■ **Records excerpted from a collection**:
----
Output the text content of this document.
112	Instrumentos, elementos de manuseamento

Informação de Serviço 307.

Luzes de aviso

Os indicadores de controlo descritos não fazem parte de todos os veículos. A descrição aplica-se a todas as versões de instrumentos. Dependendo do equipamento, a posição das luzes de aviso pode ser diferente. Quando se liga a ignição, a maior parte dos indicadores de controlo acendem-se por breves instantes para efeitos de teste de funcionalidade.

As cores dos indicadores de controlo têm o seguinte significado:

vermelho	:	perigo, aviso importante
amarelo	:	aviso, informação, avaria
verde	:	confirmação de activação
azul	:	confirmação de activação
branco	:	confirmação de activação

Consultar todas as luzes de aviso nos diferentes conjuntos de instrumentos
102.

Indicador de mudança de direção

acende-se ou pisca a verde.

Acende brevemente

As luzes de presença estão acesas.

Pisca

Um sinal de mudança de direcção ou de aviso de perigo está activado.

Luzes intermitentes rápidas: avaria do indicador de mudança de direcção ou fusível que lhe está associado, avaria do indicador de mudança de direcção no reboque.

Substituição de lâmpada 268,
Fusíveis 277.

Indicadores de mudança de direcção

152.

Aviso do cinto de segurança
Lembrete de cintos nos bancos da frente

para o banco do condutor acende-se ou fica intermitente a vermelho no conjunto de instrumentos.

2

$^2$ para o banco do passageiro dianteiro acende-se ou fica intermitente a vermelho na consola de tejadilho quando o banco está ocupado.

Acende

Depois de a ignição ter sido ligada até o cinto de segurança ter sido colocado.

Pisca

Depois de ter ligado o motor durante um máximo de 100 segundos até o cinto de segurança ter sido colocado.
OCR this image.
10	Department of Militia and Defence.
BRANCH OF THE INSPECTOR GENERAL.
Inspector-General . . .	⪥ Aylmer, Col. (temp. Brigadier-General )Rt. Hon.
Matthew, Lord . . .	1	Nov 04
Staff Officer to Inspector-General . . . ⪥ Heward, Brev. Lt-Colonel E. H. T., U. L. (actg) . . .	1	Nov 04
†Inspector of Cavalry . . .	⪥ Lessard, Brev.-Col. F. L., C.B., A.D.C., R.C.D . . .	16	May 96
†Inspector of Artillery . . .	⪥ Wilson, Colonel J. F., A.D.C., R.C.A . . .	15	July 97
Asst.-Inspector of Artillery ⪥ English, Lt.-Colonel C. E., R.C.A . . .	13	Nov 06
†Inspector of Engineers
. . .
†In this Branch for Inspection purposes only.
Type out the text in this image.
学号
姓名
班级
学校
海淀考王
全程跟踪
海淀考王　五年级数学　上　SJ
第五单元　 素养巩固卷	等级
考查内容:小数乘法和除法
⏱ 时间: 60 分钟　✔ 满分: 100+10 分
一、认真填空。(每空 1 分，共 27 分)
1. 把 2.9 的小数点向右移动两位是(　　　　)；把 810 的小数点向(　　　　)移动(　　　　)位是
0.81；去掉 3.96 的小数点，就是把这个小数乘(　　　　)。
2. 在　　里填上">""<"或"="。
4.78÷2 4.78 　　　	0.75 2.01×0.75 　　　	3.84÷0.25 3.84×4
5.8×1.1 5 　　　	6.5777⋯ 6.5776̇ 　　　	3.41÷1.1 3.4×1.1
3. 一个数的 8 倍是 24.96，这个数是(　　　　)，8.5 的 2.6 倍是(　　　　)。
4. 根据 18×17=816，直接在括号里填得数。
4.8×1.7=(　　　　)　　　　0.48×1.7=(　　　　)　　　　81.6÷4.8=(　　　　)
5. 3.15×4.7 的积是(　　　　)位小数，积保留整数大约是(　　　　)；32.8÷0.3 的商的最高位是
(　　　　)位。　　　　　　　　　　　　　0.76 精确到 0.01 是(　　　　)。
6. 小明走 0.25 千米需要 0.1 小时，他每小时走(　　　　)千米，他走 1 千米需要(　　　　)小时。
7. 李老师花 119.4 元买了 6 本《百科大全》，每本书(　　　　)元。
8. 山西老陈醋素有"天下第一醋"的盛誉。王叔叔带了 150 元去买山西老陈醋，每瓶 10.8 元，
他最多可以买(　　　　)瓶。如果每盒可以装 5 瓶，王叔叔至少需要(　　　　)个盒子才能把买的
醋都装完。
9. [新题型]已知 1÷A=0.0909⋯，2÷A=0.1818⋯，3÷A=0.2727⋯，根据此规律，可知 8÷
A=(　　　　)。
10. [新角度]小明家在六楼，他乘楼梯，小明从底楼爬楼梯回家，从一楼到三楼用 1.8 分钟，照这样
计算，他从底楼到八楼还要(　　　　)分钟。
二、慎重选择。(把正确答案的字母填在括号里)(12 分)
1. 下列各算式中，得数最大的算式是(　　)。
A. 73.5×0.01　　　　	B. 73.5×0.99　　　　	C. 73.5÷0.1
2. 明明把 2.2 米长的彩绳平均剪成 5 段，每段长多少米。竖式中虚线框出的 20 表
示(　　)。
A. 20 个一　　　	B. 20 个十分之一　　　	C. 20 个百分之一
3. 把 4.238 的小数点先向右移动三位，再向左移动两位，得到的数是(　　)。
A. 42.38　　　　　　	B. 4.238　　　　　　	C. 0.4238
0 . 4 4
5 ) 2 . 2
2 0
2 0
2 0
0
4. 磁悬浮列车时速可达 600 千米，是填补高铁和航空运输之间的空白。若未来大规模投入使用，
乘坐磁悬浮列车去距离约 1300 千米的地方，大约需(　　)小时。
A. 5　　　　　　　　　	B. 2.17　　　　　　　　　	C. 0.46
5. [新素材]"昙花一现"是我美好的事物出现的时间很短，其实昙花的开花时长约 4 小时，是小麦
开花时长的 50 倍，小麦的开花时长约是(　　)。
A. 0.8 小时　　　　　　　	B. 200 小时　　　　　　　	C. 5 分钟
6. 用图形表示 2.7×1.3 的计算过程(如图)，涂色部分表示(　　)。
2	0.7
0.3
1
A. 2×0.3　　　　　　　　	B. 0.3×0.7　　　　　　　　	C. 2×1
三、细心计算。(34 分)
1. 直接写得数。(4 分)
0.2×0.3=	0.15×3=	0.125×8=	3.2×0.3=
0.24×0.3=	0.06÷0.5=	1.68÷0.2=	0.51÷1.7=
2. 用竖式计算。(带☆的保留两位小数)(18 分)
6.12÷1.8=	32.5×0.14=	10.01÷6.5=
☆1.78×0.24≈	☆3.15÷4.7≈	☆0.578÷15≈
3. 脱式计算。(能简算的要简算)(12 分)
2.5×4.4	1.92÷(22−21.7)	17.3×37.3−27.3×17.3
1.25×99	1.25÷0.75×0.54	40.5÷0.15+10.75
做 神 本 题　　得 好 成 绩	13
----
■ **WRITTEN REQUEST**: In the material above, tally every line with the string "ignição" in it, then give that number alone.

■ **WRITTEN SOLUTION**: 2